### Your goal
Filter this material down to the lines that hold "canvas", copying each one.

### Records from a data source
============================================================

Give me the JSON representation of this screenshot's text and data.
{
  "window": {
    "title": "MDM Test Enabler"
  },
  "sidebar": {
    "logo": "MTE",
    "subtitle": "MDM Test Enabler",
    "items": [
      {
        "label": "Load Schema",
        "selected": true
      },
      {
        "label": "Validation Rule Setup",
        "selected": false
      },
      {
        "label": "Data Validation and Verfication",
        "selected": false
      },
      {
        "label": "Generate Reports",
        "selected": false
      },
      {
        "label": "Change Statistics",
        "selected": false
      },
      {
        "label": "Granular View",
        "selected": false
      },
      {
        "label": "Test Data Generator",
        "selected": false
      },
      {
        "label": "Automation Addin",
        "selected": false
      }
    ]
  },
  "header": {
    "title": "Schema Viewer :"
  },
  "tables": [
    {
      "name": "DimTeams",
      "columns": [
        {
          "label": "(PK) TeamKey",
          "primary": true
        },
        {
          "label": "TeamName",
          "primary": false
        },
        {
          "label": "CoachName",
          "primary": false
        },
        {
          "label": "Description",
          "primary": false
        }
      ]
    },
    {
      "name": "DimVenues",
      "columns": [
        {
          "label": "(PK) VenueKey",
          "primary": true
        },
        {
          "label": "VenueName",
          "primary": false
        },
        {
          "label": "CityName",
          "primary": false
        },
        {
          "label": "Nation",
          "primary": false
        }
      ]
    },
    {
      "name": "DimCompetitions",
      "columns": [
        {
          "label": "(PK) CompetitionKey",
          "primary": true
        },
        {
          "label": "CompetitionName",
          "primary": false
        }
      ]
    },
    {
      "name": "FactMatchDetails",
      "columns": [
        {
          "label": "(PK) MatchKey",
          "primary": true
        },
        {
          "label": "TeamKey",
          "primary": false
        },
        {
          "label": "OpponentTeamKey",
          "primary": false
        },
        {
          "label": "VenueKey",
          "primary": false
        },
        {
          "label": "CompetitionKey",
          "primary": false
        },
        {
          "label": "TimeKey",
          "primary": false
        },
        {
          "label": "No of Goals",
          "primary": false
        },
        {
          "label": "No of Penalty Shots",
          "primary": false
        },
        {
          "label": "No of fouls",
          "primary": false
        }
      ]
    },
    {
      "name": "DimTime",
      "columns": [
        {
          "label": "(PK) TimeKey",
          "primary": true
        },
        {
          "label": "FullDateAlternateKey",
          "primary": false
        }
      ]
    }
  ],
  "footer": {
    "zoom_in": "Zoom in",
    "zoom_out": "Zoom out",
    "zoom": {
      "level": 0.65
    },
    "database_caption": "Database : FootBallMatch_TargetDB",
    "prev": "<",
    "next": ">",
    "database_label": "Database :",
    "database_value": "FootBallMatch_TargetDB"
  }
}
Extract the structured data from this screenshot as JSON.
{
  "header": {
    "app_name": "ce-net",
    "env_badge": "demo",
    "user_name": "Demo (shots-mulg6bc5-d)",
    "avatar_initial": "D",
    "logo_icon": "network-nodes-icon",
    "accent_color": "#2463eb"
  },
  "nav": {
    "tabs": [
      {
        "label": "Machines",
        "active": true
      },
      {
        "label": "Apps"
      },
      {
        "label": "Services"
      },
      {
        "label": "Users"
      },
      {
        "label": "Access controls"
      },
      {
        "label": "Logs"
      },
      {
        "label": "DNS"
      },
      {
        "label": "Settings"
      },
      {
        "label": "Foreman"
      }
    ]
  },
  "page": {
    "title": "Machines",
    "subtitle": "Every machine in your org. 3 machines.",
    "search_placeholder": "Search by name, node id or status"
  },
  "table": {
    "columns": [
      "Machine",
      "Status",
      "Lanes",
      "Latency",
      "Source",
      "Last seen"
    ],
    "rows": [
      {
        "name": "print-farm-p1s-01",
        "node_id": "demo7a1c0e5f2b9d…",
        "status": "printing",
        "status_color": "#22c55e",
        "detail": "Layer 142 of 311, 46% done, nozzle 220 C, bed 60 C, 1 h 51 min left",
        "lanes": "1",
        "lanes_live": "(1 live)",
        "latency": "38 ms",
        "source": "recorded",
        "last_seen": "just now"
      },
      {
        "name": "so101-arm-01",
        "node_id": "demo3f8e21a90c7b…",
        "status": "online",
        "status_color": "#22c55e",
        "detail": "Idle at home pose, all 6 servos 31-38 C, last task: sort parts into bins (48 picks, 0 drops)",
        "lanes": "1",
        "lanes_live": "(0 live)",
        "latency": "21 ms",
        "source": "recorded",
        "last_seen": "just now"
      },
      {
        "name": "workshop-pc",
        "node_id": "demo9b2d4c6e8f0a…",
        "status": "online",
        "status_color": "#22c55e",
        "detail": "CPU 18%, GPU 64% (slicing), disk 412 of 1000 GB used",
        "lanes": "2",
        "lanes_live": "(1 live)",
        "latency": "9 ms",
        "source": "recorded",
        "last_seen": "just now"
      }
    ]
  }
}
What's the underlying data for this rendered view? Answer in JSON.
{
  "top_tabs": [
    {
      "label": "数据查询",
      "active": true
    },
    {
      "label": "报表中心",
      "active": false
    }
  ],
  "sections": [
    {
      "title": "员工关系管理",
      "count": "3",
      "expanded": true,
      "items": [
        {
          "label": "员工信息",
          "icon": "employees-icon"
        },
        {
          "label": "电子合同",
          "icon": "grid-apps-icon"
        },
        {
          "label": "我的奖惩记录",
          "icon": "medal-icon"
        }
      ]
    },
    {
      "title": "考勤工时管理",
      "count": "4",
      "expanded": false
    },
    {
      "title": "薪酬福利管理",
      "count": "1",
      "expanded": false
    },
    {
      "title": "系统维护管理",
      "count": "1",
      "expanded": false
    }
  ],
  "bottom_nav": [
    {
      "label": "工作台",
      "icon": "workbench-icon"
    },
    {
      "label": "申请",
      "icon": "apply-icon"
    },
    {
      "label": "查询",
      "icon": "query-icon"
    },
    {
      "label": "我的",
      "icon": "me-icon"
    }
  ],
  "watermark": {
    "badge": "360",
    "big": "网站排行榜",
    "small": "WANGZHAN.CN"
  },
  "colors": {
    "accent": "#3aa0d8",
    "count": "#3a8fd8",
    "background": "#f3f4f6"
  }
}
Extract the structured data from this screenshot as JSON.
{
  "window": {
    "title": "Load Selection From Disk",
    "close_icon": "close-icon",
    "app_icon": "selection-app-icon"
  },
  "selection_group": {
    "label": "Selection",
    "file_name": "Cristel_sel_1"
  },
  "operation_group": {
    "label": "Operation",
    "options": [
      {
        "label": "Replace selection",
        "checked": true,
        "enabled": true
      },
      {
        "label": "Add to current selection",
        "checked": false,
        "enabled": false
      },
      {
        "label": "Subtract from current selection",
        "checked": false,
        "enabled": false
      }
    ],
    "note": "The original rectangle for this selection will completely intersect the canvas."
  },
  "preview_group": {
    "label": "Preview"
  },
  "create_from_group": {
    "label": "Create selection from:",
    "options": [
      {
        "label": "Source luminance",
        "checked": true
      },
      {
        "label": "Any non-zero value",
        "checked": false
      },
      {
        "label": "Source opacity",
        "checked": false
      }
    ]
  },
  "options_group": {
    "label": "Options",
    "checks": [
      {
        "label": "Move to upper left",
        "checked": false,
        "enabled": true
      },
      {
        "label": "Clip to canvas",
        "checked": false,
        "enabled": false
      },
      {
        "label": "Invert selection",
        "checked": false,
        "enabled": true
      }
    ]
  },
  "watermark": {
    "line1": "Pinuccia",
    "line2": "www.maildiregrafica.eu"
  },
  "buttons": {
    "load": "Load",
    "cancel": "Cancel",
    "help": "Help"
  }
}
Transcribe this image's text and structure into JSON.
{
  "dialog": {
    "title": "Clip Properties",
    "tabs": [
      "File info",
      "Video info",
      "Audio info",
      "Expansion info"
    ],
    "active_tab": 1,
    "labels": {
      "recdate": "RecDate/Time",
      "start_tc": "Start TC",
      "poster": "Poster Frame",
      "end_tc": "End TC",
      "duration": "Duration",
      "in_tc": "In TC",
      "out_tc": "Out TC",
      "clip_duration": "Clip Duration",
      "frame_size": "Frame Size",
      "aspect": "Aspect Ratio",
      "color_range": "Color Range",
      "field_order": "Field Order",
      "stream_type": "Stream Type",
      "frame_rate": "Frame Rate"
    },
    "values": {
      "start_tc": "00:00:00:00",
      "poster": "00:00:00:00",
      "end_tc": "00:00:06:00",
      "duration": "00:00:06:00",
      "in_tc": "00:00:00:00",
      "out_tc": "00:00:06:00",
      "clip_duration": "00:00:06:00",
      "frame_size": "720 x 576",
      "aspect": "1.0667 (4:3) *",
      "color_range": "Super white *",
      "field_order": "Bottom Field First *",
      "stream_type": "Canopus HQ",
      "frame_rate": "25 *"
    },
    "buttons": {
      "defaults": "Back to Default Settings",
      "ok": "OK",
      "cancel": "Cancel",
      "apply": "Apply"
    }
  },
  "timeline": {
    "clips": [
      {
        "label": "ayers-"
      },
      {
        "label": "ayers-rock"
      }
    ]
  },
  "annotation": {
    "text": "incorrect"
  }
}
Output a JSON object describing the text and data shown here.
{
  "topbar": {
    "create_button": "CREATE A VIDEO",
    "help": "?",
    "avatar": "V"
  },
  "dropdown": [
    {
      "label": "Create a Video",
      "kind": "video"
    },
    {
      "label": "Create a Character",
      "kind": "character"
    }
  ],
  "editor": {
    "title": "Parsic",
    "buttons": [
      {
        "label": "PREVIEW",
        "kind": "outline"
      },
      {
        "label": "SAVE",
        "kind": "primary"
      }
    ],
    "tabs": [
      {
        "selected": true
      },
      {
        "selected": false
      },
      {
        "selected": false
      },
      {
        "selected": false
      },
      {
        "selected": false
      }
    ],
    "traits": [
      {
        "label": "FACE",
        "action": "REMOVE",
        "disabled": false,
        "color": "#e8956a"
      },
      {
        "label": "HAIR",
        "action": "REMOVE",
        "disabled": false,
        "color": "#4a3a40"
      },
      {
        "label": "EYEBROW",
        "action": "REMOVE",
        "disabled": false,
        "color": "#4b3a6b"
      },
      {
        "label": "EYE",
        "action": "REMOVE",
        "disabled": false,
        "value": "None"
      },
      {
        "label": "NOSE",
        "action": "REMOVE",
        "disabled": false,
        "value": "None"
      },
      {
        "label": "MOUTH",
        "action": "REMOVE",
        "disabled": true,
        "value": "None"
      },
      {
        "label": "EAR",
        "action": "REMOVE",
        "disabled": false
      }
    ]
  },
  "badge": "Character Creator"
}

============================================================

### The solution
    "note": "The original rectangle for this selection will completely intersect the canvas."
        "label": "Clip to canvas",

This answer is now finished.